WRITTEN PROBLEM — Only the lines from the one containing "What's the underlying" through the end of the entries should be returned, exactly as they are, with the pictures omitted.

* BEGIN STORED DATA *

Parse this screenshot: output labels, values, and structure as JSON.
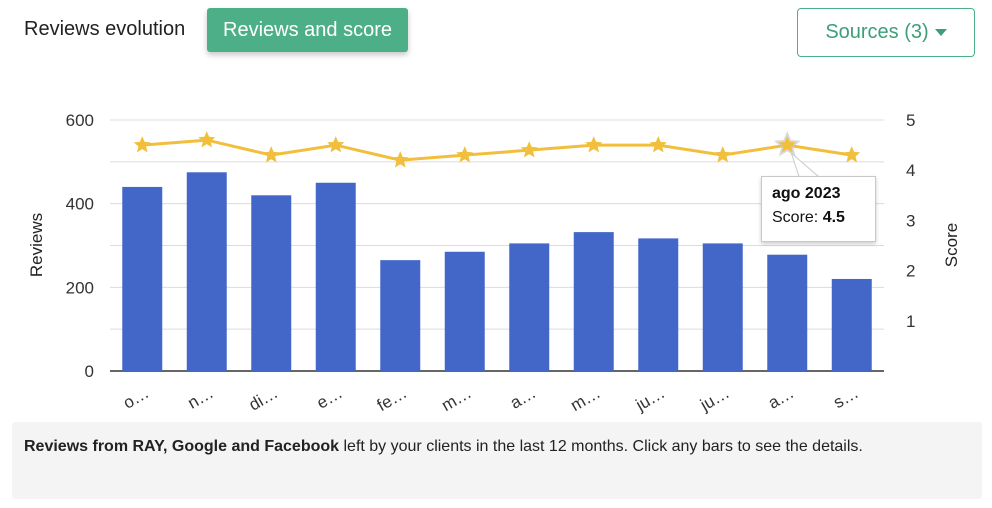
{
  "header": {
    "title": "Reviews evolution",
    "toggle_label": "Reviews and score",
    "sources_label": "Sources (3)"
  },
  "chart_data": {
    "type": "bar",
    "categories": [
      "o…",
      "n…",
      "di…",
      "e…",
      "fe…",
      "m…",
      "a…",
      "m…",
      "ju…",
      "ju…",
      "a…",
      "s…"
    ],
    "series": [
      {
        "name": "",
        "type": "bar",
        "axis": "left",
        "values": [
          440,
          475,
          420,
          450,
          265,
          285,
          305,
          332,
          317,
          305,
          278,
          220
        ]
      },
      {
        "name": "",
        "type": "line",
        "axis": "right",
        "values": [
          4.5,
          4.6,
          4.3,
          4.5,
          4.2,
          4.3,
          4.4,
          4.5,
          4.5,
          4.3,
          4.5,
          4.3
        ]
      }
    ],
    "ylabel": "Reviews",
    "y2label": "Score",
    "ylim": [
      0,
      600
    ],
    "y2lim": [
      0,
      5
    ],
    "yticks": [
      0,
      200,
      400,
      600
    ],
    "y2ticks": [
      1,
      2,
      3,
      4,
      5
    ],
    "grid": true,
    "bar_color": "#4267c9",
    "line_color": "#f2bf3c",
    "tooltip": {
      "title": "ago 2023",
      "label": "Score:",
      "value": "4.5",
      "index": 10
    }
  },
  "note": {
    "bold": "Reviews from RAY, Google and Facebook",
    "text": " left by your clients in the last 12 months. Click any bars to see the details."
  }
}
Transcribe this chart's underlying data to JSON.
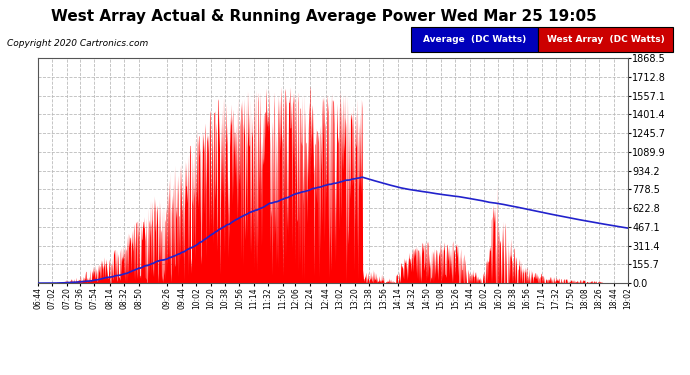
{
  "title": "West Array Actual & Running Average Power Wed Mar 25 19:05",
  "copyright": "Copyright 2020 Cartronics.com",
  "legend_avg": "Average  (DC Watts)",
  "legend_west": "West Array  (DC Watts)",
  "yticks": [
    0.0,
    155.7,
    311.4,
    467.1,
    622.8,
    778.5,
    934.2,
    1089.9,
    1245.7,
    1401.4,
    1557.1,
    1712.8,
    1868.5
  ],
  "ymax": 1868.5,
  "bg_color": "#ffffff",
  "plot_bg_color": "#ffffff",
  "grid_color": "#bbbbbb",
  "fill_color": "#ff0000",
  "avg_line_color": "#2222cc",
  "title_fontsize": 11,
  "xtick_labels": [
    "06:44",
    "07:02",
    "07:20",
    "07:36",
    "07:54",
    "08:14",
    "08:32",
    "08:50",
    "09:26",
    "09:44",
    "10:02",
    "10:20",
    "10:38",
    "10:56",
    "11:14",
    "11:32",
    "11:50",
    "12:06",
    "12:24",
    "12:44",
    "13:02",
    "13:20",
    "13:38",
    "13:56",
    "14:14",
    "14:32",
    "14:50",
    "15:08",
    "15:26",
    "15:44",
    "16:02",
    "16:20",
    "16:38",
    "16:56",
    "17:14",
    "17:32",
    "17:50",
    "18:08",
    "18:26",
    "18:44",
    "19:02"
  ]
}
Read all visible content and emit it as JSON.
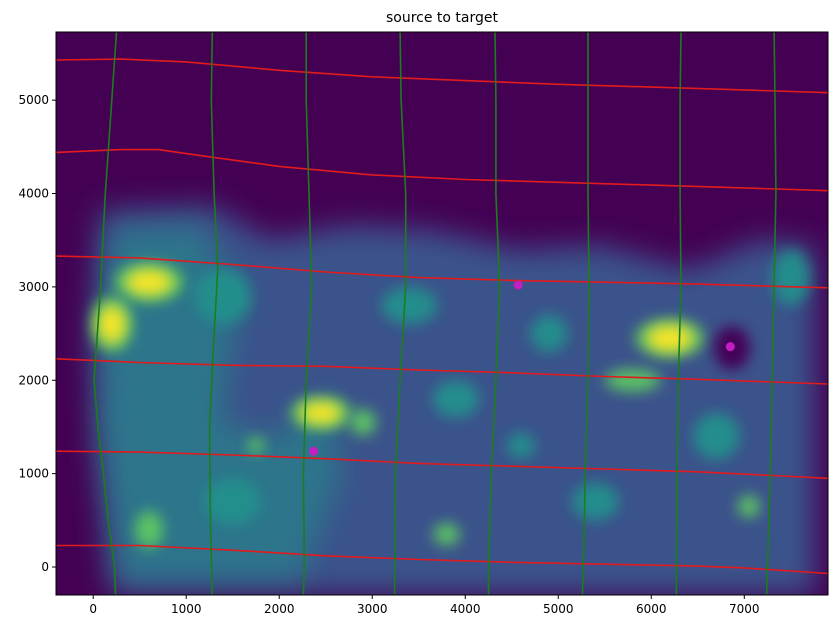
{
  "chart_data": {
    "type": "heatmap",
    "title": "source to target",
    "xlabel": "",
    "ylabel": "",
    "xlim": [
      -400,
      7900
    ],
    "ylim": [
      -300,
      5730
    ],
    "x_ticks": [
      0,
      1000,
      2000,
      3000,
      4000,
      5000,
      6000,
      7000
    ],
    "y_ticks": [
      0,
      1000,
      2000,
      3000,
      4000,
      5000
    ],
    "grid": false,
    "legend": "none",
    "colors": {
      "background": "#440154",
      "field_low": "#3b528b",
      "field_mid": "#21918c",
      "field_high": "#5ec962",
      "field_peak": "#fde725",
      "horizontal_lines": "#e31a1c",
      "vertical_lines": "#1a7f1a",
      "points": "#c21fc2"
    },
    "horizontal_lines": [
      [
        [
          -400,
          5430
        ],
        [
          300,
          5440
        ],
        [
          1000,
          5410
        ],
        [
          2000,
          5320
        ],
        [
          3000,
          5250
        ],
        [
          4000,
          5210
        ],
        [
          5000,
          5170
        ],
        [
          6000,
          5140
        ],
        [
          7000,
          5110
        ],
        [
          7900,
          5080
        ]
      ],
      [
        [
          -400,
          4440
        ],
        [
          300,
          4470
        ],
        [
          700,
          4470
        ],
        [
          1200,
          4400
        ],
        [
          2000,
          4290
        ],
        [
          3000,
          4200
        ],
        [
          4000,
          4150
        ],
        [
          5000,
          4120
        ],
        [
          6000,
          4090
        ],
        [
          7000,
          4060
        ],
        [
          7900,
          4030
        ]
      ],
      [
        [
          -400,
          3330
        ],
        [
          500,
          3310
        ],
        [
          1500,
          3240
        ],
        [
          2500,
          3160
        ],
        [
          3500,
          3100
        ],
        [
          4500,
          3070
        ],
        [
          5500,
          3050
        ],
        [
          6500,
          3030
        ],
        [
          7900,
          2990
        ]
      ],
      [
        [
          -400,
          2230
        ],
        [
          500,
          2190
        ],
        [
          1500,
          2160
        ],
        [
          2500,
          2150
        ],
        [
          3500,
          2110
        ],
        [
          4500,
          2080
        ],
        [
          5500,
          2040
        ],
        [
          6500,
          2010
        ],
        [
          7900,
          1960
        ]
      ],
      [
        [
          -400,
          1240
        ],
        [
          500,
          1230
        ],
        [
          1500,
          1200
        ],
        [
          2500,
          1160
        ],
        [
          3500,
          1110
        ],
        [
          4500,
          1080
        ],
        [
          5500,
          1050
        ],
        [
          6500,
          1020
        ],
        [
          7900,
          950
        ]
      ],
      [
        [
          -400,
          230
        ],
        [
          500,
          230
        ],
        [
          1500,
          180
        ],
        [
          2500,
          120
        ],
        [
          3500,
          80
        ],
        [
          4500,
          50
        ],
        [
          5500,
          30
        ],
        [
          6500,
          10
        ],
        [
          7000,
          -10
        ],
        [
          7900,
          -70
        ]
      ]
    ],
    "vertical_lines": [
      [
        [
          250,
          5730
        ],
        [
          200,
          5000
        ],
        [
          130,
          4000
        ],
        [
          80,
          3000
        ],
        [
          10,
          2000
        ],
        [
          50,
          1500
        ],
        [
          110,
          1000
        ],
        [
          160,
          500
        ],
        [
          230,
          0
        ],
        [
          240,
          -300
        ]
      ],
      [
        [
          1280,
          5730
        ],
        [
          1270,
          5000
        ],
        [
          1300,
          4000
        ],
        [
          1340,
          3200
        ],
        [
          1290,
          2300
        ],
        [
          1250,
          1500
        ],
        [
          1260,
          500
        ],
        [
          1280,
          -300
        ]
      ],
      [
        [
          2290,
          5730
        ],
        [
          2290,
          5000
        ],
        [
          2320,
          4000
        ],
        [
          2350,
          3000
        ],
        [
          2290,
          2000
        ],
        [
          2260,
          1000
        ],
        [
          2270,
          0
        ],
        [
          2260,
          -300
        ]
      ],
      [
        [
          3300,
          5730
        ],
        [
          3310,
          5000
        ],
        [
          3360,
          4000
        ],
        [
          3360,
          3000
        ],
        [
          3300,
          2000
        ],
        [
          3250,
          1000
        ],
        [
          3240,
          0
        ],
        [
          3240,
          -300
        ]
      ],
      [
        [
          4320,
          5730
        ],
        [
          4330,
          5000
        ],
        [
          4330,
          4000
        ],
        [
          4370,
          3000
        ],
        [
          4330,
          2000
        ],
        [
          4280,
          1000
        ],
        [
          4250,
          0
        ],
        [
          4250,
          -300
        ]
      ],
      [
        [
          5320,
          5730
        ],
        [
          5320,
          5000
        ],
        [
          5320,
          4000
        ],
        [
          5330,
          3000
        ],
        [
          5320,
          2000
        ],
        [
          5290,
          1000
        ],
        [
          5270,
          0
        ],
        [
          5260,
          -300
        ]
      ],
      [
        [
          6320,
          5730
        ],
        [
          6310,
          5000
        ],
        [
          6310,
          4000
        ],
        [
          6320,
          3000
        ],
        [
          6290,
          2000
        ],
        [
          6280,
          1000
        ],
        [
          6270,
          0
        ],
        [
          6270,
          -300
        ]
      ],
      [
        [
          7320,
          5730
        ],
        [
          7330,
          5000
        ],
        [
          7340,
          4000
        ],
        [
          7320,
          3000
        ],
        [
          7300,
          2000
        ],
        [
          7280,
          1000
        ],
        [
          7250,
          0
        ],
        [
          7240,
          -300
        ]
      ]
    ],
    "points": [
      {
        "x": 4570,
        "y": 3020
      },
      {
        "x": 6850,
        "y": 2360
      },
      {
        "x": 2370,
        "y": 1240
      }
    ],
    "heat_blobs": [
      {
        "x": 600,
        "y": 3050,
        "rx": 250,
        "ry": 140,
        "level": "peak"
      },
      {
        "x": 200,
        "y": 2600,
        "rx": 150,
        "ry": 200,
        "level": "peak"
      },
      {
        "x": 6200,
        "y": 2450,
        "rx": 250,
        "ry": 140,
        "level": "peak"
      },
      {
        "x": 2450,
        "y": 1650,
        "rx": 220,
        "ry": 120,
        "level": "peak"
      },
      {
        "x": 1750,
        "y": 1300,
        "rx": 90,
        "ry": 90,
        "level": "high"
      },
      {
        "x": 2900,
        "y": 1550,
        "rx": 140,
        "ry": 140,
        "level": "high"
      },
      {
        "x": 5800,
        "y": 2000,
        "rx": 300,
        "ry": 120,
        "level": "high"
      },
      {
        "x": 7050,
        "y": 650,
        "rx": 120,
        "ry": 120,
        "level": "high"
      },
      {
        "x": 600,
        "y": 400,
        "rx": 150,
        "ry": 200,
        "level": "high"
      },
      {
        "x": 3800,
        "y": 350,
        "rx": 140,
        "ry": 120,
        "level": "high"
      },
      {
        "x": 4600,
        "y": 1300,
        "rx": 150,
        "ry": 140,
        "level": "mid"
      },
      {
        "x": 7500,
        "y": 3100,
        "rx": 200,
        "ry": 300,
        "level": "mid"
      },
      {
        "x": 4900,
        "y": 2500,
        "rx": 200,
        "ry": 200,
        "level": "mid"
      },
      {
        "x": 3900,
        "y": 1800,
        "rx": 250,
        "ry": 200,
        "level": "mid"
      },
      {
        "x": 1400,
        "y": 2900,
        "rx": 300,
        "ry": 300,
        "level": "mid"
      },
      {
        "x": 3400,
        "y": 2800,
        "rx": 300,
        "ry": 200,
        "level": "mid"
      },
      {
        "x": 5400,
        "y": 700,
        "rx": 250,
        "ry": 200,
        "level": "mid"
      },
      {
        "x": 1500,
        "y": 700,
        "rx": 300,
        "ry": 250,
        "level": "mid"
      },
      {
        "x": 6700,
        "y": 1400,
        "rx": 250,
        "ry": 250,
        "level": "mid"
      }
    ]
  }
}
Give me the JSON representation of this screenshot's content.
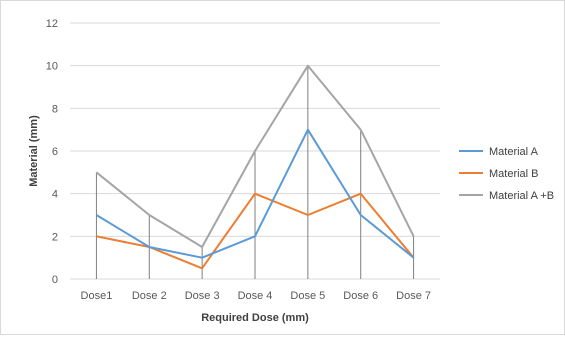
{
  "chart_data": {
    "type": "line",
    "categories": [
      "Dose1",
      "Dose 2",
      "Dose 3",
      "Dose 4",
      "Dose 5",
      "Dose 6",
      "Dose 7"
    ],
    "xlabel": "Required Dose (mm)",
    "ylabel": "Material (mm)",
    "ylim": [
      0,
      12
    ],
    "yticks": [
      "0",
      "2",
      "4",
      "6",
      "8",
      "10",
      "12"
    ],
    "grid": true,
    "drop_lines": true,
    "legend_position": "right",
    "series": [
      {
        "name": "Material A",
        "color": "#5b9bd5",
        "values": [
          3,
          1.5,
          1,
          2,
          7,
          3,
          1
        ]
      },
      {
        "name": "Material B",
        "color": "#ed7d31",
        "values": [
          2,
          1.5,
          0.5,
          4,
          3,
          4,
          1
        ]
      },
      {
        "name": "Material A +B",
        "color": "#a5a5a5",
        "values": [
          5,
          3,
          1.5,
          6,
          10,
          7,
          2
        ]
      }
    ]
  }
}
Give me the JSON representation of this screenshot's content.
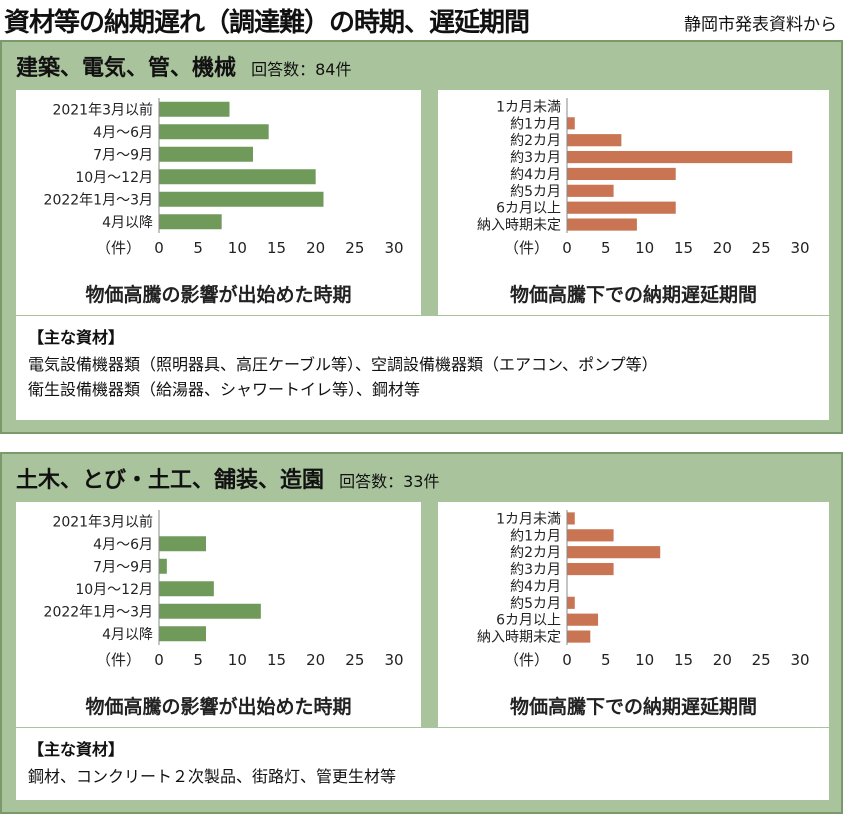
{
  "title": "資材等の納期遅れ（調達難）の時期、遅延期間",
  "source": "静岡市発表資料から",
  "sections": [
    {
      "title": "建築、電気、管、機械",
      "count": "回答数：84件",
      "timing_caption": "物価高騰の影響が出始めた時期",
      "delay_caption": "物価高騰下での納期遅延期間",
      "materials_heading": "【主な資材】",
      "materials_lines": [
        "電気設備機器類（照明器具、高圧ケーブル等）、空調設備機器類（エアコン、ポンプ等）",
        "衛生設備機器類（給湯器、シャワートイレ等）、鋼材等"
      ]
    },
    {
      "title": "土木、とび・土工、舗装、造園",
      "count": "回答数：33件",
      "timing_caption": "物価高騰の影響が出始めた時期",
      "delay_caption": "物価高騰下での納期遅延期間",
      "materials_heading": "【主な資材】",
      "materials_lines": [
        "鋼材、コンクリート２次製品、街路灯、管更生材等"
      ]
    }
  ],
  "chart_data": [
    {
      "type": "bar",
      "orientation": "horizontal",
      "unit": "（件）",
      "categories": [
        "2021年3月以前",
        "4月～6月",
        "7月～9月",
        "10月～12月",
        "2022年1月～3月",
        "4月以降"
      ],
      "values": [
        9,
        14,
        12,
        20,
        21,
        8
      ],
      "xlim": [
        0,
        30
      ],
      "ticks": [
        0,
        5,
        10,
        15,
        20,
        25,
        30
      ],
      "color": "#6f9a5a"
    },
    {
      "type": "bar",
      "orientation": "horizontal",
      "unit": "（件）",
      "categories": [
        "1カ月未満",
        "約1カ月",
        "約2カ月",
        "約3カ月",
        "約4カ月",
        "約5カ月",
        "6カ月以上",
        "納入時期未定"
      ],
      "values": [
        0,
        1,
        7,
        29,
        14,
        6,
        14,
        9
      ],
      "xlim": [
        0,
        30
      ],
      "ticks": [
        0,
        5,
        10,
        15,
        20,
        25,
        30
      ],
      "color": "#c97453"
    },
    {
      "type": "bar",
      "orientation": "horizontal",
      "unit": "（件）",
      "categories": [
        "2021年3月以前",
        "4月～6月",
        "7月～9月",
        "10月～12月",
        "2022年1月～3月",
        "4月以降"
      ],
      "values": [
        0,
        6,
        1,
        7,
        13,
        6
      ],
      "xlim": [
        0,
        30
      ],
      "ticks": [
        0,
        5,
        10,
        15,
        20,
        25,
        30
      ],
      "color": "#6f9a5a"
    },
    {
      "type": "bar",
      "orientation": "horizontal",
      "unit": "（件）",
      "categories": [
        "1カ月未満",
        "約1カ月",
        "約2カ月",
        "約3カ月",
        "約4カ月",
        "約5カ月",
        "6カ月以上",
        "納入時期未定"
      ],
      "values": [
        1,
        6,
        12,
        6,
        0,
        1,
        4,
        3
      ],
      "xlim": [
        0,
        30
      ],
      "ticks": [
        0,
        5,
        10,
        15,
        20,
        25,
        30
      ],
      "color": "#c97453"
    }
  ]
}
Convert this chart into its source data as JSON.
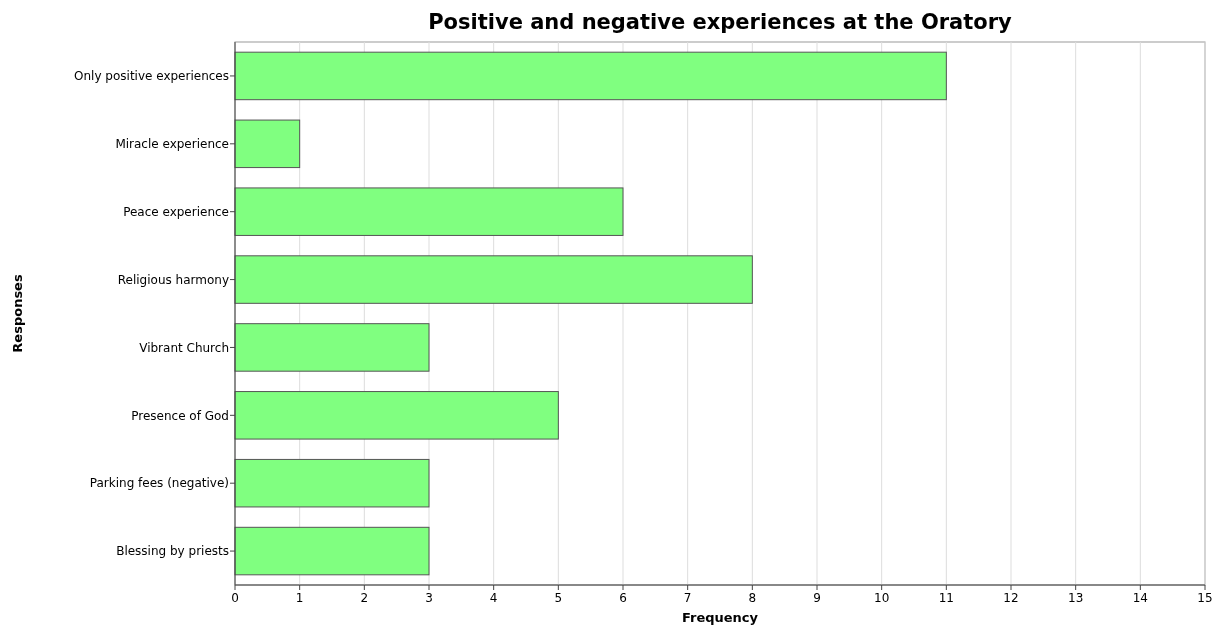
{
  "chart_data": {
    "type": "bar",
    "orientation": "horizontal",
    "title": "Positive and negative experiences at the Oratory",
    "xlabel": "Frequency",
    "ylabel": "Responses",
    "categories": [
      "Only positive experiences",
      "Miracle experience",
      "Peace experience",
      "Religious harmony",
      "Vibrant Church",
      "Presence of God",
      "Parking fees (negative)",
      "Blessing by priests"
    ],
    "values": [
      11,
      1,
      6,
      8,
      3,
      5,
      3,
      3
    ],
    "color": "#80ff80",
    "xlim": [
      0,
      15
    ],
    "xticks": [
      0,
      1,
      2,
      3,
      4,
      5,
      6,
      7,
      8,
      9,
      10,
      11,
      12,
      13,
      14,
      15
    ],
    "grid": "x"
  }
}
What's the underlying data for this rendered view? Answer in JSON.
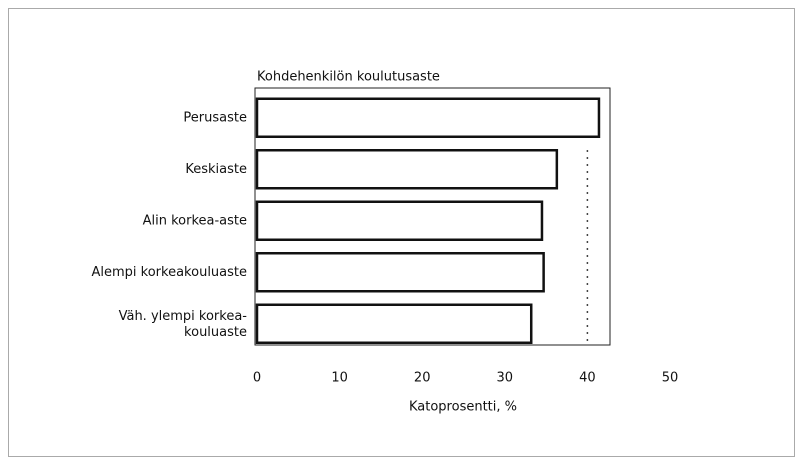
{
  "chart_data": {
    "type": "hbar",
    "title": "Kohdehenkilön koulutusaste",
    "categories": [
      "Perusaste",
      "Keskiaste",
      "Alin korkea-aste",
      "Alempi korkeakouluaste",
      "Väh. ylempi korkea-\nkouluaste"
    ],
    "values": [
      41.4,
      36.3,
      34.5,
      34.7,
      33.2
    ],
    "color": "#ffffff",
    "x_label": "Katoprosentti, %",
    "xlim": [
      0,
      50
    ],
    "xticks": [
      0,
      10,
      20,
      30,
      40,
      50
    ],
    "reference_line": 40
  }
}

* END STORED DATA *

REPLY —
What's the underlying data for this rendered view? Answer in JSON.
{
  "chart_data": {
    "type": "hbar",
    "title": "Kohdehenkilön koulutusaste",
    "categories": [
      "Perusaste",
      "Keskiaste",
      "Alin korkea-aste",
      "Alempi korkeakouluaste",
      "Väh. ylempi korkea-\nkouluaste"
    ],
    "values": [
      41.4,
      36.3,
      34.5,
      34.7,
      33.2
    ],
    "color": "#ffffff",
    "x_label": "Katoprosentti, %",
    "xlim": [
      0,
      50
    ],
    "xticks": [
      0,
      10,
      20,
      30,
      40,
      50
    ],
    "reference_line": 40
  }
}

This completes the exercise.